THE TASK → Find each line with the word "Правительства" in it, then give the total alone.

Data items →
________________________________________
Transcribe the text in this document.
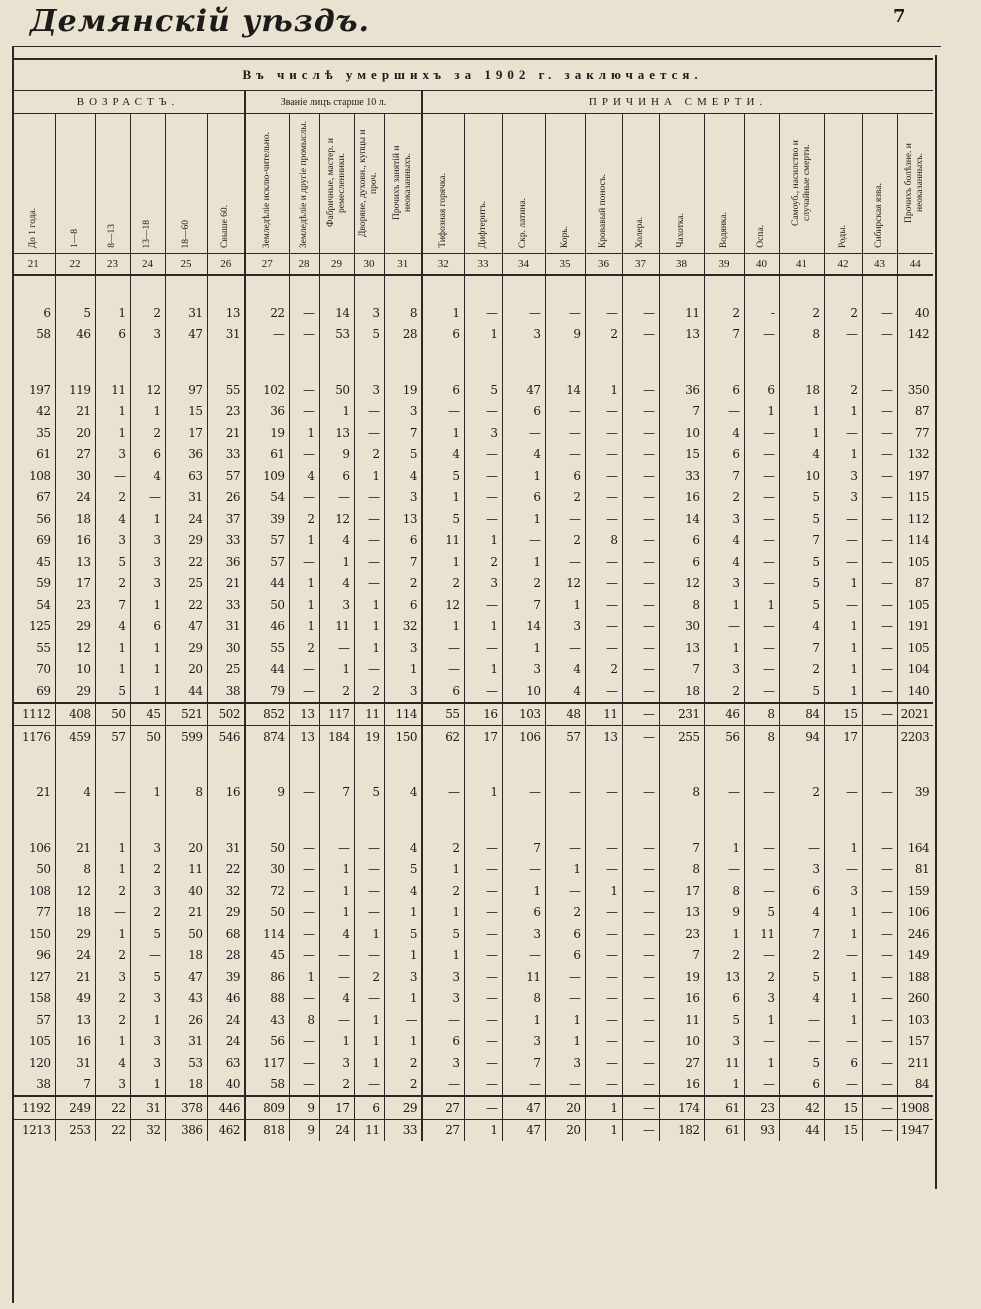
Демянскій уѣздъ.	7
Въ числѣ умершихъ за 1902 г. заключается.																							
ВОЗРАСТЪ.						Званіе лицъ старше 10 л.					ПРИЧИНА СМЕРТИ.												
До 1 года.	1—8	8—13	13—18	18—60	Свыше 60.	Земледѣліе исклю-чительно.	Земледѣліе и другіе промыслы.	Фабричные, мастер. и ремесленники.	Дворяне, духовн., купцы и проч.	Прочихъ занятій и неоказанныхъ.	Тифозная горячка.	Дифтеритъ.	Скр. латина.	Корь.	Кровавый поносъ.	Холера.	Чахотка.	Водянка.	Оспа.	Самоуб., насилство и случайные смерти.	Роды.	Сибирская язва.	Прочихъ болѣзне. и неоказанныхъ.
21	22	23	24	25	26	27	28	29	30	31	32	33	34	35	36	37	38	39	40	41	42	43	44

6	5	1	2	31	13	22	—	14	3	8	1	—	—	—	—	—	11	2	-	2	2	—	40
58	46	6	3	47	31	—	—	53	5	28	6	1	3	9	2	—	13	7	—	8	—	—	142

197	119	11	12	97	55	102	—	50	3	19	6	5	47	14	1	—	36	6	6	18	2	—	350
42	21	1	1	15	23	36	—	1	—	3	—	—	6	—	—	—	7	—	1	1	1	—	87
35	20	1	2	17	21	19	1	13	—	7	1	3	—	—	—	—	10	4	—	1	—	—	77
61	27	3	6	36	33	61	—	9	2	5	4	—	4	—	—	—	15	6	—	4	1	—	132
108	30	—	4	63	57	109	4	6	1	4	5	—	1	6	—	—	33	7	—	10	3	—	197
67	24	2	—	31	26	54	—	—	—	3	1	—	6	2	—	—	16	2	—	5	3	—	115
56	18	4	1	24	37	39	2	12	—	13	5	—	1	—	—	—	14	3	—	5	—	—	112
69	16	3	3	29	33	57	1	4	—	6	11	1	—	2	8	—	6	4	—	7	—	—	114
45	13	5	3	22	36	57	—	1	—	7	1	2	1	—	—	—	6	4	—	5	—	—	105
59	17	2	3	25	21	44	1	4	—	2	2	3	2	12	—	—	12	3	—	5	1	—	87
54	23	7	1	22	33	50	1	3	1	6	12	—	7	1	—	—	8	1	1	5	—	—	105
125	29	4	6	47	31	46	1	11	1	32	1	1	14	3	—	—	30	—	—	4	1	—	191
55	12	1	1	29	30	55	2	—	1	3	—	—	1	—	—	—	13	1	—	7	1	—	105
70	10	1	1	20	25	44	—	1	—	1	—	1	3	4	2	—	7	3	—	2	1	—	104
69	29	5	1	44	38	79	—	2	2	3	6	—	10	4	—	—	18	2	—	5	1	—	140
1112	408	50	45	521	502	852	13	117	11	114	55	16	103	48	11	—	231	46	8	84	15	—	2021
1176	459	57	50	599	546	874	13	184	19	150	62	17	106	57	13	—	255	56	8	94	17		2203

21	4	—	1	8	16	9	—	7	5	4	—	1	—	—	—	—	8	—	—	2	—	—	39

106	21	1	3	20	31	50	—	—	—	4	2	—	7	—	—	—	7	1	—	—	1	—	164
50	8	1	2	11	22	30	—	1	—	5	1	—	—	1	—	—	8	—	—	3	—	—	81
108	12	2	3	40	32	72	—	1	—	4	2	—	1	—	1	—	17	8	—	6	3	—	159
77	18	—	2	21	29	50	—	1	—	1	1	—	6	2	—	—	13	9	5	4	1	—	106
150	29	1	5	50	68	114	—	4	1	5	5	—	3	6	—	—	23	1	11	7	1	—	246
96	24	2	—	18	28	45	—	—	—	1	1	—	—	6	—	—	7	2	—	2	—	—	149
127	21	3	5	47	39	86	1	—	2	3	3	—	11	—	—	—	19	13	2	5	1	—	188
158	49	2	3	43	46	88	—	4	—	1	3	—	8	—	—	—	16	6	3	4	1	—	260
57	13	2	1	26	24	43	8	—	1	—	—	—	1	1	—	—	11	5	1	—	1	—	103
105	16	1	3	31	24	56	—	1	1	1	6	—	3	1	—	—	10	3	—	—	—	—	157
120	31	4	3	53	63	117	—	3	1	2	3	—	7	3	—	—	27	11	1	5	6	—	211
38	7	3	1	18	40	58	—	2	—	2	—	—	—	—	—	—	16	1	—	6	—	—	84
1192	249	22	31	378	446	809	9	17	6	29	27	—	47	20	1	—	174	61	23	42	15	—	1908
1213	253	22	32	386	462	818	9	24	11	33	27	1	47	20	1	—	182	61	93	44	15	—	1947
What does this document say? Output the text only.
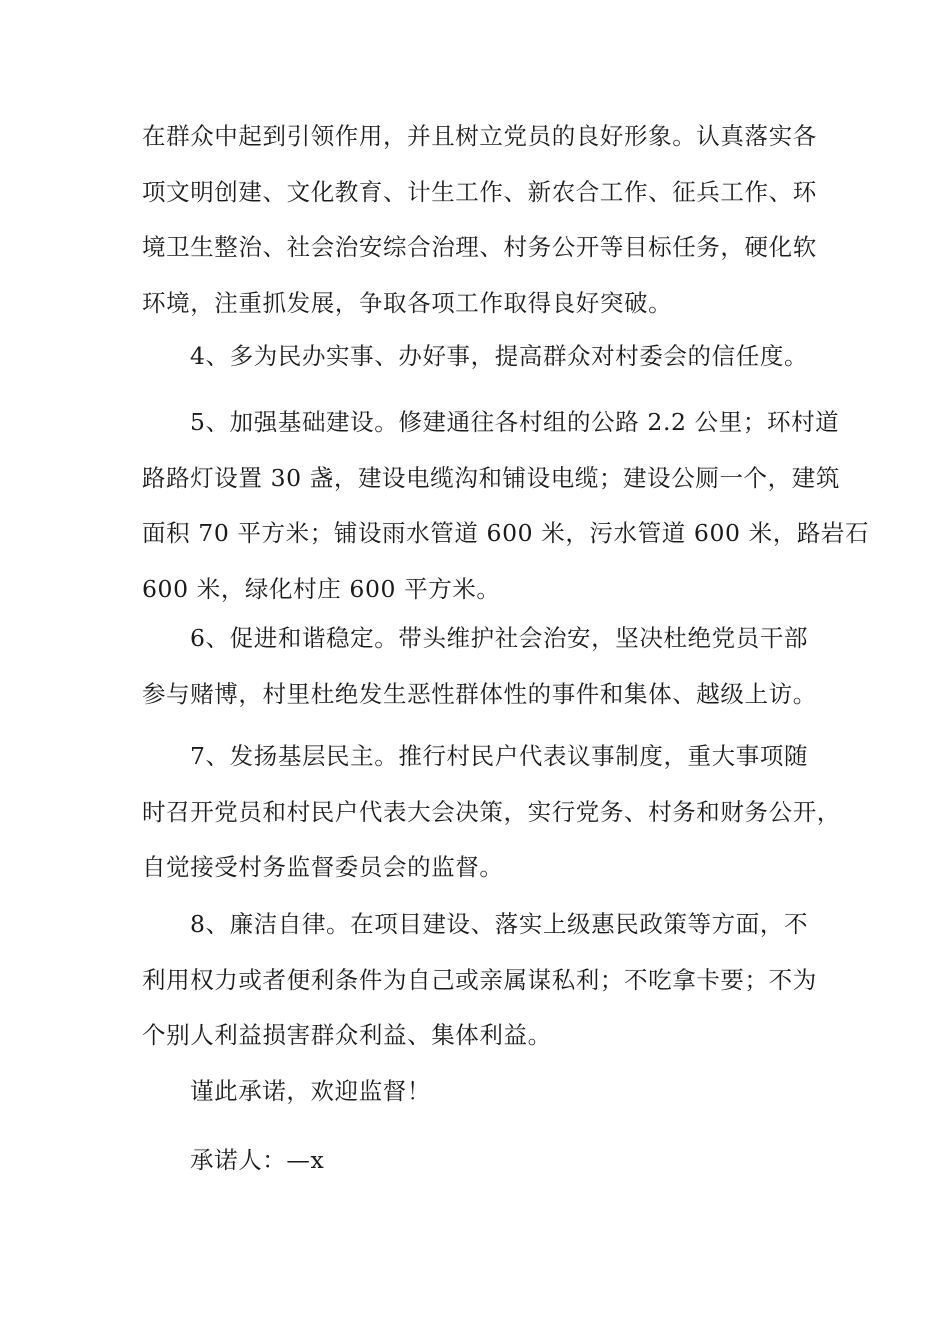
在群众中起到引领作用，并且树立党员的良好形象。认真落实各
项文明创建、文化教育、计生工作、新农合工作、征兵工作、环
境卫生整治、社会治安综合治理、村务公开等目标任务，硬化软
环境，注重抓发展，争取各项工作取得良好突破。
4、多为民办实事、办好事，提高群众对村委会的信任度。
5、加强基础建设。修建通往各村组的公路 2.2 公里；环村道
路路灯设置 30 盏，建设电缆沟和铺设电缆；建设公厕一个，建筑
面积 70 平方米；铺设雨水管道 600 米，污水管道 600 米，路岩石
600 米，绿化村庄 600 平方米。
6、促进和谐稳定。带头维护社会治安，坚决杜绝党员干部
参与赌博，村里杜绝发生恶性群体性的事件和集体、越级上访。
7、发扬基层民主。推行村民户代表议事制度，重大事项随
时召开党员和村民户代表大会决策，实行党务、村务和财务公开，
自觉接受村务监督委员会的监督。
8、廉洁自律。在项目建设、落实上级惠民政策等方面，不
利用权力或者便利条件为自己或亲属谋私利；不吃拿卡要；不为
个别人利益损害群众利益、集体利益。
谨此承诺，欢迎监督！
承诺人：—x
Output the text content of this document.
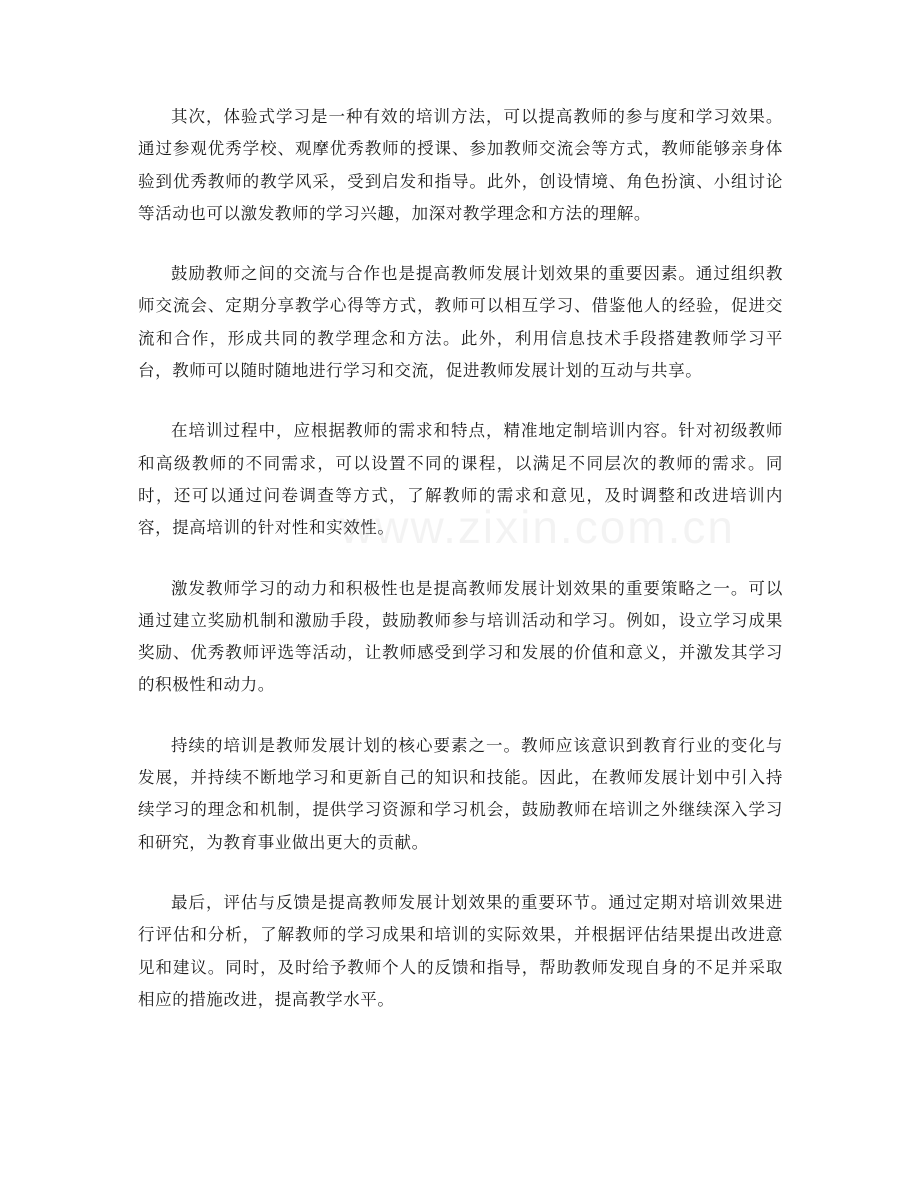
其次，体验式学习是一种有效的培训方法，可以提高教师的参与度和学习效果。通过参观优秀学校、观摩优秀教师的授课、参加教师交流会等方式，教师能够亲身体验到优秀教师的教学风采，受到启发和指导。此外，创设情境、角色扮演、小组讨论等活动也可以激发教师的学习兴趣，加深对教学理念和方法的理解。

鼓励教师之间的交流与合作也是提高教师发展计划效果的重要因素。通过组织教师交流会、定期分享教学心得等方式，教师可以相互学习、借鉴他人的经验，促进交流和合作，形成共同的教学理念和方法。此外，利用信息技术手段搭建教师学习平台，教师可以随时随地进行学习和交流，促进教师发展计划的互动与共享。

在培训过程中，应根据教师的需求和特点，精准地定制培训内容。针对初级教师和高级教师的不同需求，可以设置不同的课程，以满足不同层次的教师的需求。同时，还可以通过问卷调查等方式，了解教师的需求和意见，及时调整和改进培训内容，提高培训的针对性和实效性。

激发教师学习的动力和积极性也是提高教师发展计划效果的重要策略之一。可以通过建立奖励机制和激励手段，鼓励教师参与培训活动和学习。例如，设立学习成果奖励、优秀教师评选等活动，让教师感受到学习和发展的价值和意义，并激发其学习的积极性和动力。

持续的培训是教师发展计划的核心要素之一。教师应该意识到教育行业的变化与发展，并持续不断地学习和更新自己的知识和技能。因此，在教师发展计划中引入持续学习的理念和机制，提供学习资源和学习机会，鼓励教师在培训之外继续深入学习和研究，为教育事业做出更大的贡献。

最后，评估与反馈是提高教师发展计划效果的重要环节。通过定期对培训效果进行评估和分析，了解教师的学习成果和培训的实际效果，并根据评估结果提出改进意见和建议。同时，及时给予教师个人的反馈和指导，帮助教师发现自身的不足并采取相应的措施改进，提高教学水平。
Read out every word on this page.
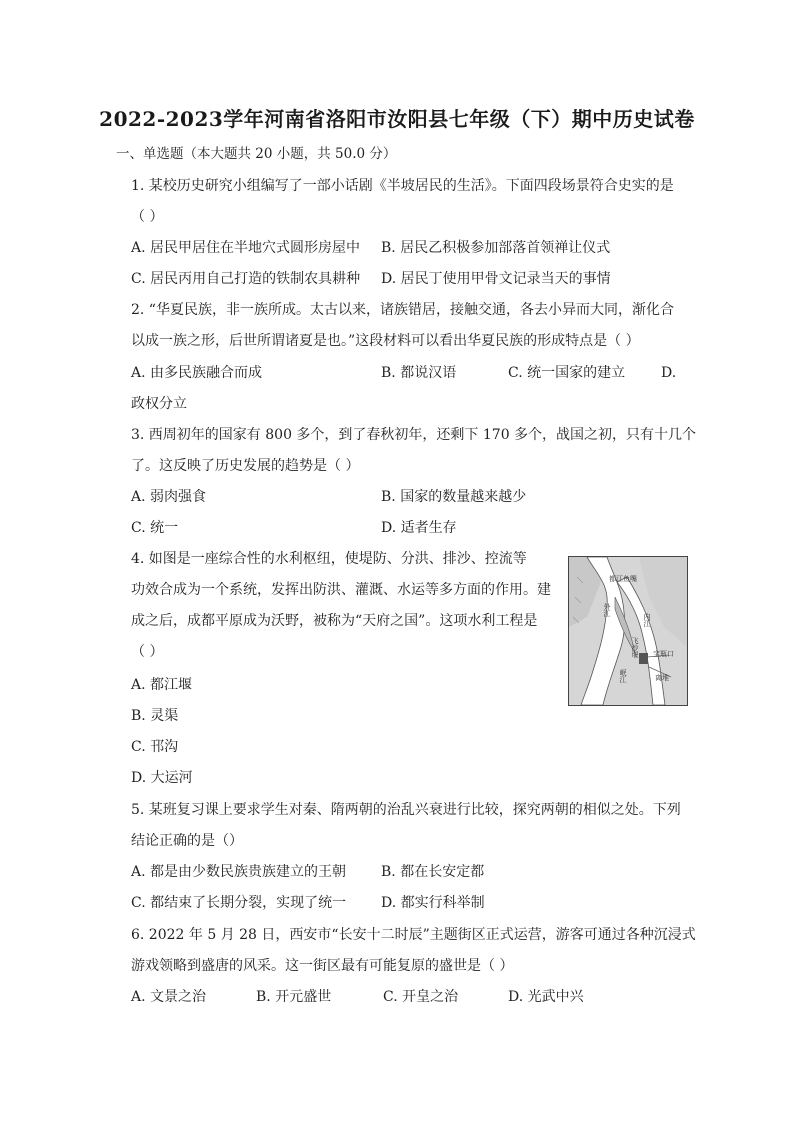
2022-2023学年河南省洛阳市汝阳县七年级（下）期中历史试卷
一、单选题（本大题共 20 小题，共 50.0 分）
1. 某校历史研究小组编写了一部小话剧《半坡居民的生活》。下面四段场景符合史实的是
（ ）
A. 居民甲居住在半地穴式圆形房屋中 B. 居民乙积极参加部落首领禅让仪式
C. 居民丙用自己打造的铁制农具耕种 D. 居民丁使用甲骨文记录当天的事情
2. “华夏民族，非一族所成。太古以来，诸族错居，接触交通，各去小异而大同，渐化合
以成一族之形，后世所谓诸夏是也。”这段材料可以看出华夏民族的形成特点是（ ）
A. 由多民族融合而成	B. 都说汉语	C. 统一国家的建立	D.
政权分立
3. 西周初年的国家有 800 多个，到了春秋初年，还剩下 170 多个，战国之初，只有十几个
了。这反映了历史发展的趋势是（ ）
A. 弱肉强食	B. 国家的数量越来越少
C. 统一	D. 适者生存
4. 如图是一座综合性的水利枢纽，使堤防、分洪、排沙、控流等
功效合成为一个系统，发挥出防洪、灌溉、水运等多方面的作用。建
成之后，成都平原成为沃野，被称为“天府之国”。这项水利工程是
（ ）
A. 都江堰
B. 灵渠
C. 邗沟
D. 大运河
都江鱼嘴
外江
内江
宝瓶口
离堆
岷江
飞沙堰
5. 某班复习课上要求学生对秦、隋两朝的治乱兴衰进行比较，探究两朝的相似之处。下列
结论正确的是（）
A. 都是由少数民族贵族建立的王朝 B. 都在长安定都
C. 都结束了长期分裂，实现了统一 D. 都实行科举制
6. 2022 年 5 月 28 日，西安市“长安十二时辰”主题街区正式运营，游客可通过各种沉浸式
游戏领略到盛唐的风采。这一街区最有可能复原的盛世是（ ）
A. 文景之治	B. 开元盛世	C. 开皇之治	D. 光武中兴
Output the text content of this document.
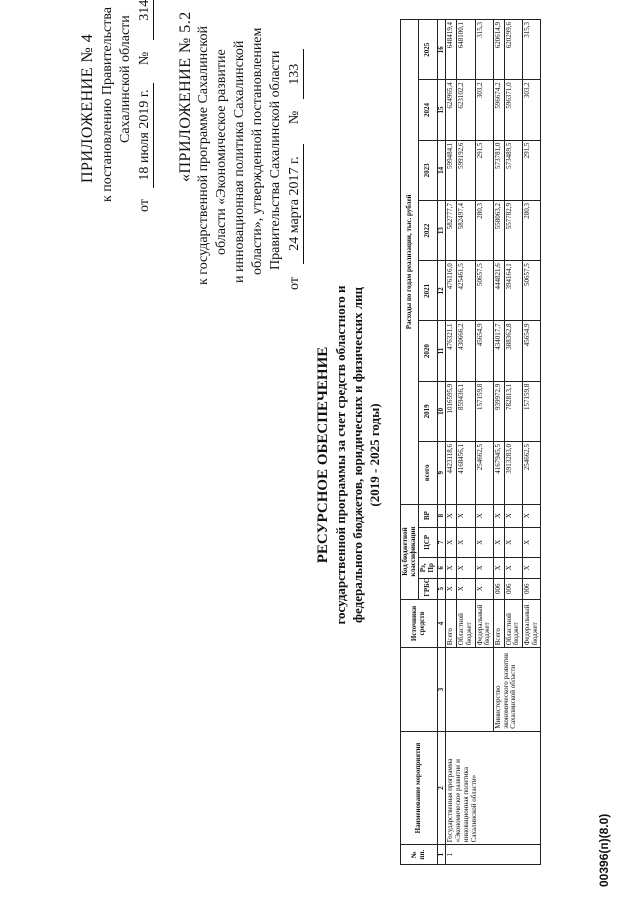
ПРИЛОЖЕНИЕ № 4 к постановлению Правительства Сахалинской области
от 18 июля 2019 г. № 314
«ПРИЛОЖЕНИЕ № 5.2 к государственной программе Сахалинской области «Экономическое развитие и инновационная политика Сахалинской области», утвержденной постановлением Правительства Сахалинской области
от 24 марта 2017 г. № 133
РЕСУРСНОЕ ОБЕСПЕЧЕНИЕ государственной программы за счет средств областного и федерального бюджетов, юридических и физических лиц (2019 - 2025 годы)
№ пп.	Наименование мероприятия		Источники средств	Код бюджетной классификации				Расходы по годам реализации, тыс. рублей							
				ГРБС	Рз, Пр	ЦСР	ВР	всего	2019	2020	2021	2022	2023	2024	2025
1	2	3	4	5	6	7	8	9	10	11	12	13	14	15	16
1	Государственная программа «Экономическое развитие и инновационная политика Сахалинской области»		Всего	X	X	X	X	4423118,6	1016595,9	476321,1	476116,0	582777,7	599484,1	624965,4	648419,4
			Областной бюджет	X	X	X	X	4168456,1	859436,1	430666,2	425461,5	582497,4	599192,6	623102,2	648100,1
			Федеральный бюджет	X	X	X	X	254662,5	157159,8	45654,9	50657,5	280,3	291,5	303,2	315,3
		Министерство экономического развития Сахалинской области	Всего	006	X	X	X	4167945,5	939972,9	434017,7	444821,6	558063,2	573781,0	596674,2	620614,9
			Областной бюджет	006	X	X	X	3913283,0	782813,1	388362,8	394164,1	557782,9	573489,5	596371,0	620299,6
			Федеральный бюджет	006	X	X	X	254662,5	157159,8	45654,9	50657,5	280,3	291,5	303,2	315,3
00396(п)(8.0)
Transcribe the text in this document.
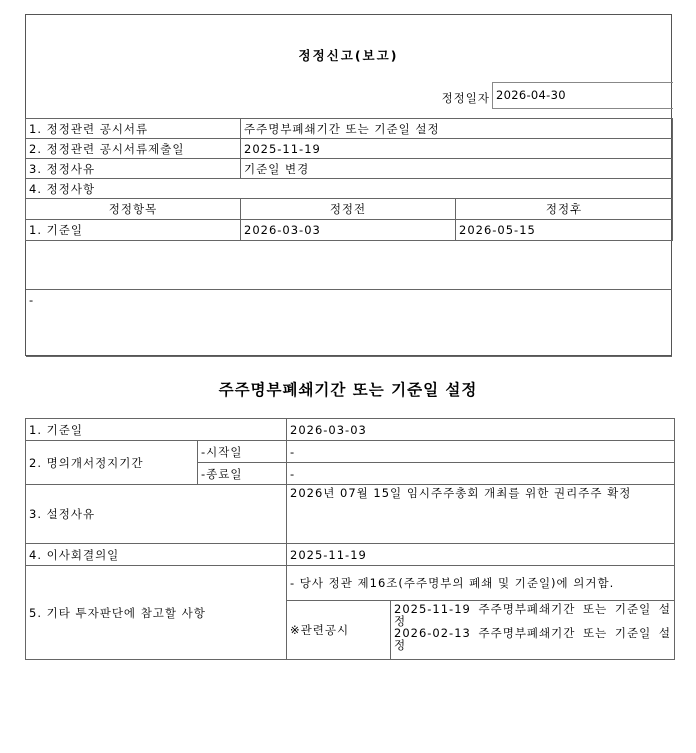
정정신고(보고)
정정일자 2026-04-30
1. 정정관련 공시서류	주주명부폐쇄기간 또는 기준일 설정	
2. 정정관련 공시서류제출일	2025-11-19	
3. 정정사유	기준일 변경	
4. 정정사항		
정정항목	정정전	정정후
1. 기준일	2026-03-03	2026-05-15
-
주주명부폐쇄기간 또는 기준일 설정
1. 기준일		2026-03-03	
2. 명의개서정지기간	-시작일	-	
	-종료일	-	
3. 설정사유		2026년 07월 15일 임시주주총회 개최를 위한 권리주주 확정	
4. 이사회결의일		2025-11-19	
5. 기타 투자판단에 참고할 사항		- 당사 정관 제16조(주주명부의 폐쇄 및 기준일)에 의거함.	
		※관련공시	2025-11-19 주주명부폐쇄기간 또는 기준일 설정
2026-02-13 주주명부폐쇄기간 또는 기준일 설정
________________________________________
RESPONSE FOR THIS EXERCISE → 2